■ Information shown:
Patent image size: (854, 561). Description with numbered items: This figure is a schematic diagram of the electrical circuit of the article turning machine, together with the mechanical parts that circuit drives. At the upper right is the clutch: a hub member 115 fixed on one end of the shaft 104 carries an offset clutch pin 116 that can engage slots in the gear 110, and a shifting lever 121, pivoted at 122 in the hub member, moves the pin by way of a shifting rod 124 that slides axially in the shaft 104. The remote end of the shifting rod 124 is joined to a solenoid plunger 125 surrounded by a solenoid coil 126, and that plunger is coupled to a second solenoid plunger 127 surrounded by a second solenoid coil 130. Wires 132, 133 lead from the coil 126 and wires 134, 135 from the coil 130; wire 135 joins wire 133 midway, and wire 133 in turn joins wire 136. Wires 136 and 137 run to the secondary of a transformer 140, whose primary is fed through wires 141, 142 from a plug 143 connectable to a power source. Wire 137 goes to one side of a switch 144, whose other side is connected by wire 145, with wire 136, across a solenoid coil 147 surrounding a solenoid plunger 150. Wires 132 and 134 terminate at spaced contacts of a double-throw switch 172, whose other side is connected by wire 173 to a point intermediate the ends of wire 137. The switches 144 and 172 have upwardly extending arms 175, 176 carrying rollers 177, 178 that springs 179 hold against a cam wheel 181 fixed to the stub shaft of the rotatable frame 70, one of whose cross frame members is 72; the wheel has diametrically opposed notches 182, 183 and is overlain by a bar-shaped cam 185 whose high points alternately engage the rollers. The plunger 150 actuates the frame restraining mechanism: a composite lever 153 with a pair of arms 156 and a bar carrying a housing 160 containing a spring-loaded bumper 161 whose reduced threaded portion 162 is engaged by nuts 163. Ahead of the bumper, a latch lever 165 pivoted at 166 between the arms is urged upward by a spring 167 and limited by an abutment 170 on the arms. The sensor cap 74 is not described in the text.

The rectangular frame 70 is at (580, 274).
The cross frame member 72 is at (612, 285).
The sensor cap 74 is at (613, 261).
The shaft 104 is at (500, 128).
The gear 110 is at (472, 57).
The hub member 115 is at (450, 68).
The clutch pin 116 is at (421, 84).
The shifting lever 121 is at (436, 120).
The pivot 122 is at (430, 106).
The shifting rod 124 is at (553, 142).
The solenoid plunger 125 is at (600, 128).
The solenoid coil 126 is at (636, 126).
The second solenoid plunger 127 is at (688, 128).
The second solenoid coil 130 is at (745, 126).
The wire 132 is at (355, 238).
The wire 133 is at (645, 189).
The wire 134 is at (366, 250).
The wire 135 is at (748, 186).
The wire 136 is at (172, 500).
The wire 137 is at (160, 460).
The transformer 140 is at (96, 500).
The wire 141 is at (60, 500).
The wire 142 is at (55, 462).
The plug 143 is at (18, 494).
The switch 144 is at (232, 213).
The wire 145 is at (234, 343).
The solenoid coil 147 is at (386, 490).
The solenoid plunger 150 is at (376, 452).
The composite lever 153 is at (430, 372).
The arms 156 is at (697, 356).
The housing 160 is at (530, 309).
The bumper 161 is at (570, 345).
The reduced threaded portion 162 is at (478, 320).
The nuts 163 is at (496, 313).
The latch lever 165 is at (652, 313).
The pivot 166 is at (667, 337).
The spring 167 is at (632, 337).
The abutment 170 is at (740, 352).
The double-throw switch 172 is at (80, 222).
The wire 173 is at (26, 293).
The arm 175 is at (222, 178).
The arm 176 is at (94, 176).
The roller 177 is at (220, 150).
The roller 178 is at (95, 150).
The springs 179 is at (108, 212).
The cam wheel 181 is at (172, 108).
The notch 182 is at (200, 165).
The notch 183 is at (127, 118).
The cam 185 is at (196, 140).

■ Short exercise:
Render every line of the items above as a JSON list of strings, one string per line, with blank lines omitted.

■ Output of the exercise:
[
  "Patent image size: (854, 561). Description with numbered items: This figure is a schematic diagram of the electrical circuit of the article turning machine, together with the mechanical parts that circuit drives. At the upper right is the clutch: a hub member 115 fixed on one end of the shaft 104 carries an offset clutch pin 116 that can engage slots in the gear 110, and a shifting lever 121, pivoted at 122 in the hub member, moves the pin by way of a shifting rod 124 that slides axially in the shaft 104. The remote end of the shifting rod 124 is joined to a solenoid plunger 125 surrounded by a solenoid coil 126, and that plunger is coupled to a second solenoid plunger 127 surrounded by a second solenoid coil 130. Wires 132, 133 lead from the coil 126 and wires 134, 135 from the coil 130; wire 135 joins wire 133 midway, and wire 133 in turn joins wire 136. Wires 136 and 137 run to the secondary of a transformer 140, whose primary is fed through wires 141, 142 from a plug 143 connectable to a power source. Wire 137 goes to one side of a switch 144, whose other side is connected by wire 145, with wire 136, across a solenoid coil 147 surrounding a solenoid plunger 150. Wires 132 and 134 terminate at spaced contacts of a double-throw switch 172, whose other side is connected by wire 173 to a point intermediate the ends of wire 137. The switches 144 and 172 have upwardly extending arms 175, 176 carrying rollers 177, 178 that springs 179 hold against a cam wheel 181 fixed to the stub shaft of the rotatable frame 70, one of whose cross frame members is 72; the wheel has diametrically opposed notches 182, 183 and is overlain by a bar-shaped cam 185 whose high points alternately engage the rollers. The plunger 150 actuates the frame restraining mechanism: a composite lever 153 with a pair of arms 156 and a bar carrying a housing 160 containing a spring-loaded bumper 161 whose reduced threaded portion 162 is engaged by nuts 163. Ahead of the bumper, a latch lever 165 pivoted at 166 between the arms is urged upward by a spring 167 and limited by an abutment 170 on the arms. The sensor cap 74 is not described in the text.",
  "The rectangular frame 70 is at (580, 274).",
  "The cross frame member 72 is at (612, 285).",
  "The sensor cap 74 is at (613, 261).",
  "The shaft 104 is at (500, 128).",
  "The gear 110 is at (472, 57).",
  "The hub member 115 is at (450, 68).",
  "The clutch pin 116 is at (421, 84).",
  "The shifting lever 121 is at (436, 120).",
  "The pivot 122 is at (430, 106).",
  "The shifting rod 124 is at (553, 142).",
  "The solenoid plunger 125 is at (600, 128).",
  "The solenoid coil 126 is at (636, 126).",
  "The second solenoid plunger 127 is at (688, 128).",
  "The second solenoid coil 130 is at (745, 126).",
  "The wire 132 is at (355, 238).",
  "The wire 133 is at (645, 189).",
  "The wire 134 is at (366, 250).",
  "The wire 135 is at (748, 186).",
  "The wire 136 is at (172, 500).",
  "The wire 137 is at (160, 460).",
  "The transformer 140 is at (96, 500).",
  "The wire 141 is at (60, 500).",
  "The wire 142 is at (55, 462).",
  "The plug 143 is at (18, 494).",
  "The switch 144 is at (232, 213).",
  "The wire 145 is at (234, 343).",
  "The solenoid coil 147 is at (386, 490).",
  "The solenoid plunger 150 is at (376, 452).",
  "The composite lever 153 is at (430, 372).",
  "The arms 156 is at (697, 356).",
  "The housing 160 is at (530, 309).",
  "The bumper 161 is at (570, 345).",
  "The reduced threaded portion 162 is at (478, 320).",
  "The nuts 163 is at (496, 313).",
  "The latch lever 165 is at (652, 313).",
  "The pivot 166 is at (667, 337).",
  "The spring 167 is at (632, 337).",
  "The abutment 170 is at (740, 352).",
  "The double-throw switch 172 is at (80, 222).",
  "The wire 173 is at (26, 293).",
  "The arm 175 is at (222, 178).",
  "The arm 176 is at (94, 176).",
  "The roller 177 is at (220, 150).",
  "The roller 178 is at (95, 150).",
  "The springs 179 is at (108, 212).",
  "The cam wheel 181 is at (172, 108).",
  "The notch 182 is at (200, 165).",
  "The notch 183 is at (127, 118).",
  "The cam 185 is at (196, 140)."
]